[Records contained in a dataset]
————————

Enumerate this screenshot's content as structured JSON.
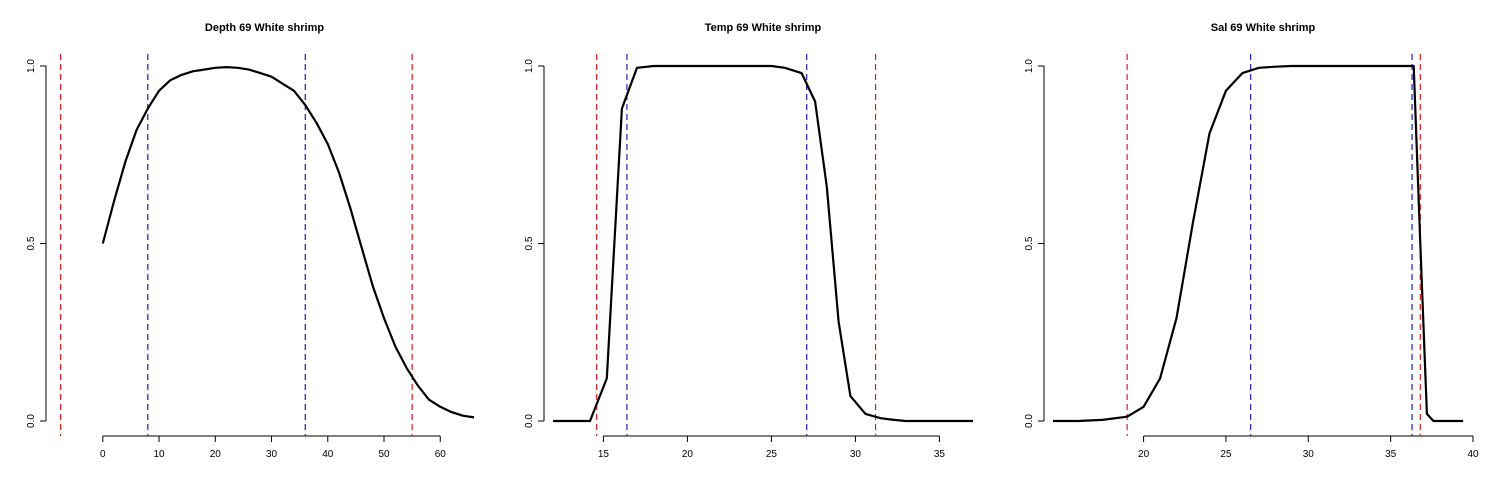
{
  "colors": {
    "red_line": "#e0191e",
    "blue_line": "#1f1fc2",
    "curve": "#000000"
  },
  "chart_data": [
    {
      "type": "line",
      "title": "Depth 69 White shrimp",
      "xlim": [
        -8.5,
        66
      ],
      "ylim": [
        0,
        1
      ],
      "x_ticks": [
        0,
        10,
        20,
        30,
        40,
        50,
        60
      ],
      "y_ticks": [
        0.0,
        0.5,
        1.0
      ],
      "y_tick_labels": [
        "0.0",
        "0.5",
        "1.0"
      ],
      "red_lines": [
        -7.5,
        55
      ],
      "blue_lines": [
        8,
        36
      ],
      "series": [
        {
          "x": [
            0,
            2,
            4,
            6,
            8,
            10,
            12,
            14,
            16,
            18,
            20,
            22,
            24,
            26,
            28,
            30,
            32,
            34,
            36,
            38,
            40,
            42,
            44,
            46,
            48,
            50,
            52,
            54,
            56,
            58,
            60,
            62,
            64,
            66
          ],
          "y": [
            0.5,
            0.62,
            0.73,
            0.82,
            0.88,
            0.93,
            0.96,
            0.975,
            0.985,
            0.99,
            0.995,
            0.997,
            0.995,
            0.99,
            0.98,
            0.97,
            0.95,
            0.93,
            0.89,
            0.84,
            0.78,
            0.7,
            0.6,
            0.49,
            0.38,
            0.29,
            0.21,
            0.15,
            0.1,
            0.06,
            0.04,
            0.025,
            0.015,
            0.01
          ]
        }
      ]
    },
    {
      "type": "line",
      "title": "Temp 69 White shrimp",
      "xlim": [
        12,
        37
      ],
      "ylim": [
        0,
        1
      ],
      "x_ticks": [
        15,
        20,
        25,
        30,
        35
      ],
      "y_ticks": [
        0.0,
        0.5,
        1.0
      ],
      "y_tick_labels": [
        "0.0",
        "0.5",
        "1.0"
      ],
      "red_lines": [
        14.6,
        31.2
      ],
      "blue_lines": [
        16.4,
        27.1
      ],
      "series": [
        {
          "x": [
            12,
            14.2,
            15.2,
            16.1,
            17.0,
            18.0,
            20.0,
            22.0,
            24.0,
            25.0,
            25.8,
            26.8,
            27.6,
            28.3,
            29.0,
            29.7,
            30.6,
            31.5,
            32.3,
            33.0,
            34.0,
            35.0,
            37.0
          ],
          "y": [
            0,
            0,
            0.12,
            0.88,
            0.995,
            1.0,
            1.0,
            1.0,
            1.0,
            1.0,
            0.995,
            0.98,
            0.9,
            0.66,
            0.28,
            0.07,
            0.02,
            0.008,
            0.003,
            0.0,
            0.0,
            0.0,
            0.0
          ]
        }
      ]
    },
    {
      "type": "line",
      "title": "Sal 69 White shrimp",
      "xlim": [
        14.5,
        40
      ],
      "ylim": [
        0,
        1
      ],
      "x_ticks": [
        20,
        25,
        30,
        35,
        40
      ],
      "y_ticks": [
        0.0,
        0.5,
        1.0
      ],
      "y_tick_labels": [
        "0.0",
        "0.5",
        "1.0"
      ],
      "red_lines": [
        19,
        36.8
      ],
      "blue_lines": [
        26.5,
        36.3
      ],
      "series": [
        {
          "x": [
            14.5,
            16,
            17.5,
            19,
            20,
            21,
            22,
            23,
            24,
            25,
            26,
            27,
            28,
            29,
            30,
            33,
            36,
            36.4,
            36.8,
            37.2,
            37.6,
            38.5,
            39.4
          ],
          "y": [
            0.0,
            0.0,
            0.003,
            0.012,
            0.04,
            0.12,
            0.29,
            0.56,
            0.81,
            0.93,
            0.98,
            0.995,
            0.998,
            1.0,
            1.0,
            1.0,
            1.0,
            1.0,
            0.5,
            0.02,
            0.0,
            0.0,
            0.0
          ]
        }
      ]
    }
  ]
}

————————

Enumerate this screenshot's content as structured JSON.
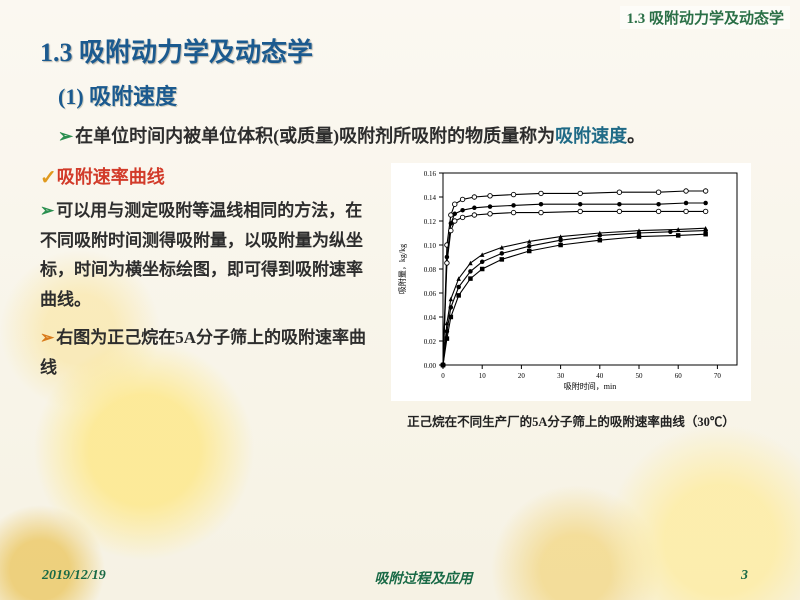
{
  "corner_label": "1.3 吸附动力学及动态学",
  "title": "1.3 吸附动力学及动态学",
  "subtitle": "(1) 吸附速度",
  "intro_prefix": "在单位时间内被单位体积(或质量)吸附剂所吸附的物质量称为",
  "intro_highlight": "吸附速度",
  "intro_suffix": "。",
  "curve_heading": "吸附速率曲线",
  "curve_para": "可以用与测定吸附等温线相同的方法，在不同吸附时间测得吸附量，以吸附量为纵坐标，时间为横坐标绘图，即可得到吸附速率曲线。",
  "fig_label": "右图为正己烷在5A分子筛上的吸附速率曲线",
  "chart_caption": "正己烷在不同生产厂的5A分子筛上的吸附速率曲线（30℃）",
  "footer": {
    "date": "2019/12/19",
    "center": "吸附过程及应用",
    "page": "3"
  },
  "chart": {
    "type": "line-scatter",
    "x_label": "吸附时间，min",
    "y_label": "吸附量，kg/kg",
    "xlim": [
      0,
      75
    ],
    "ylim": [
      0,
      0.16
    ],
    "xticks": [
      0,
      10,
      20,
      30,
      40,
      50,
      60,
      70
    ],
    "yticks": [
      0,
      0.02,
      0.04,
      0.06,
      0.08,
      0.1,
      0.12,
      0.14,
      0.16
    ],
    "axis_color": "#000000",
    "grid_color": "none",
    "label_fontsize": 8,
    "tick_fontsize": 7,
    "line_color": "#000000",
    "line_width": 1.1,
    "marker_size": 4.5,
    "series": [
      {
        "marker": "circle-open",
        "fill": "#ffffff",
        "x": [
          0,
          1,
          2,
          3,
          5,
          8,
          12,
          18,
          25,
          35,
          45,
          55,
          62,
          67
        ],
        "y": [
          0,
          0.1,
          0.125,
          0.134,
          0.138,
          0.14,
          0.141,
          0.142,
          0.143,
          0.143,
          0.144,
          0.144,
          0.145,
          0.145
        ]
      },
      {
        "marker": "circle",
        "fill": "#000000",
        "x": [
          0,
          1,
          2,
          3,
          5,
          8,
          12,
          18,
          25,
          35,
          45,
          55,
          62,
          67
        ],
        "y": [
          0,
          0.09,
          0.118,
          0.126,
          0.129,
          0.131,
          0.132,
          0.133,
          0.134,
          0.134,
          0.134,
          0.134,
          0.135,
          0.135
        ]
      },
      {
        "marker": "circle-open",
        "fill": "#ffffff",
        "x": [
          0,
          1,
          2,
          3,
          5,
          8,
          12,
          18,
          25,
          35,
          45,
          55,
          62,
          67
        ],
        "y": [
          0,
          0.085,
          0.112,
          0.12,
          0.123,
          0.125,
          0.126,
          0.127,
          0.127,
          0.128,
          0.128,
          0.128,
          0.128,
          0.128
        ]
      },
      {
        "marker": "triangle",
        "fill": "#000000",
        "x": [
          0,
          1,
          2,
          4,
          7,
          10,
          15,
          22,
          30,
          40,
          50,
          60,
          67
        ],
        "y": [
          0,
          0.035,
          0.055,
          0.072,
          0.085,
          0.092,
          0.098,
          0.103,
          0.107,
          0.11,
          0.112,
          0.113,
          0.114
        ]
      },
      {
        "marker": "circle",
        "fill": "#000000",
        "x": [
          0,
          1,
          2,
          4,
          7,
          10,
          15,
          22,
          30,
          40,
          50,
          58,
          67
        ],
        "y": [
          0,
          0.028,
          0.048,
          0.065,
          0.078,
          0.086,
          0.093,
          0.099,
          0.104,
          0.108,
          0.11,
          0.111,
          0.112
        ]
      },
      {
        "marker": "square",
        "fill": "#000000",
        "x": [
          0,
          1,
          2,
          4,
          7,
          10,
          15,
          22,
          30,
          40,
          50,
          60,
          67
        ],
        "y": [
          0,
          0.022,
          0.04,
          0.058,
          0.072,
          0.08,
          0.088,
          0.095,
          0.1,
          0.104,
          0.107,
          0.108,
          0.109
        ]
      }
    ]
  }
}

————————

From the data above, work out how many lines hold "shrimp". Answer with the number alone.

• REPLY TO THE EXERCISE: 3